Task data.
— Start —

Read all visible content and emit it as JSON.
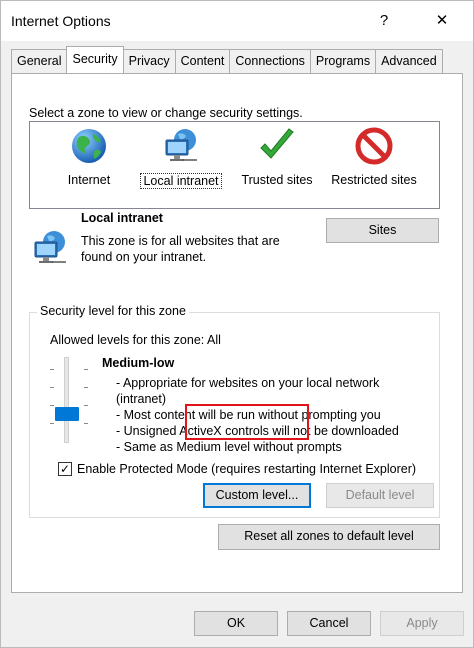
{
  "window": {
    "title": "Internet Options",
    "help_glyph": "?",
    "close_glyph": "✕"
  },
  "tabs": [
    "General",
    "Security",
    "Privacy",
    "Content",
    "Connections",
    "Programs",
    "Advanced"
  ],
  "active_tab": "Security",
  "zones": {
    "prompt": "Select a zone to view or change security settings.",
    "items": [
      {
        "label": "Internet",
        "icon": "globe-icon"
      },
      {
        "label": "Local intranet",
        "icon": "network-computer-icon",
        "selected": true
      },
      {
        "label": "Trusted sites",
        "icon": "checkmark-icon"
      },
      {
        "label": "Restricted sites",
        "icon": "prohibited-icon"
      }
    ]
  },
  "zone_info": {
    "name": "Local intranet",
    "description_lines": [
      "This zone is for all websites that are",
      "found on your intranet."
    ],
    "sites_button": "Sites"
  },
  "security_level": {
    "group_title": "Security level for this zone",
    "allowed": "Allowed levels for this zone: All",
    "level_name": "Medium-low",
    "description_lines": [
      "- Appropriate for websites on your local network",
      "(intranet)",
      "- Most content will be run without prompting you",
      "- Unsigned ActiveX controls will not be downloaded",
      "- Same as Medium level without prompts"
    ],
    "slider_level": "Medium-low",
    "protected_mode_label": "Enable Protected Mode (requires restarting Internet Explorer)",
    "protected_mode_checked": true,
    "checkmark_glyph": "✓",
    "custom_level_button": "Custom level...",
    "default_level_button": "Default level"
  },
  "reset_button": "Reset all zones to default level",
  "footer": {
    "ok": "OK",
    "cancel": "Cancel",
    "apply": "Apply"
  },
  "colors": {
    "highlight_outline": "#e0141b",
    "focus_border": "#0078d7",
    "slider_thumb": "#0078d7"
  }
}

— End —

Task brief.
Give an exact copy of the material, leaving out every picture.

Solution to this exercise.
Read all visible content and emit it as JSON.
{
  "window": {
    "title": "Internet Options",
    "help_glyph": "?",
    "close_glyph": "✕"
  },
  "tabs": [
    "General",
    "Security",
    "Privacy",
    "Content",
    "Connections",
    "Programs",
    "Advanced"
  ],
  "active_tab": "Security",
  "zones": {
    "prompt": "Select a zone to view or change security settings.",
    "items": [
      {
        "label": "Internet",
        "icon": "globe-icon"
      },
      {
        "label": "Local intranet",
        "icon": "network-computer-icon",
        "selected": true
      },
      {
        "label": "Trusted sites",
        "icon": "checkmark-icon"
      },
      {
        "label": "Restricted sites",
        "icon": "prohibited-icon"
      }
    ]
  },
  "zone_info": {
    "name": "Local intranet",
    "description_lines": [
      "This zone is for all websites that are",
      "found on your intranet."
    ],
    "sites_button": "Sites"
  },
  "security_level": {
    "group_title": "Security level for this zone",
    "allowed": "Allowed levels for this zone: All",
    "level_name": "Medium-low",
    "description_lines": [
      "- Appropriate for websites on your local network",
      "(intranet)",
      "- Most content will be run without prompting you",
      "- Unsigned ActiveX controls will not be downloaded",
      "- Same as Medium level without prompts"
    ],
    "slider_level": "Medium-low",
    "protected_mode_label": "Enable Protected Mode (requires restarting Internet Explorer)",
    "protected_mode_checked": true,
    "checkmark_glyph": "✓",
    "custom_level_button": "Custom level...",
    "default_level_button": "Default level"
  },
  "reset_button": "Reset all zones to default level",
  "footer": {
    "ok": "OK",
    "cancel": "Cancel",
    "apply": "Apply"
  },
  "colors": {
    "highlight_outline": "#e0141b",
    "focus_border": "#0078d7",
    "slider_thumb": "#0078d7"
  }
}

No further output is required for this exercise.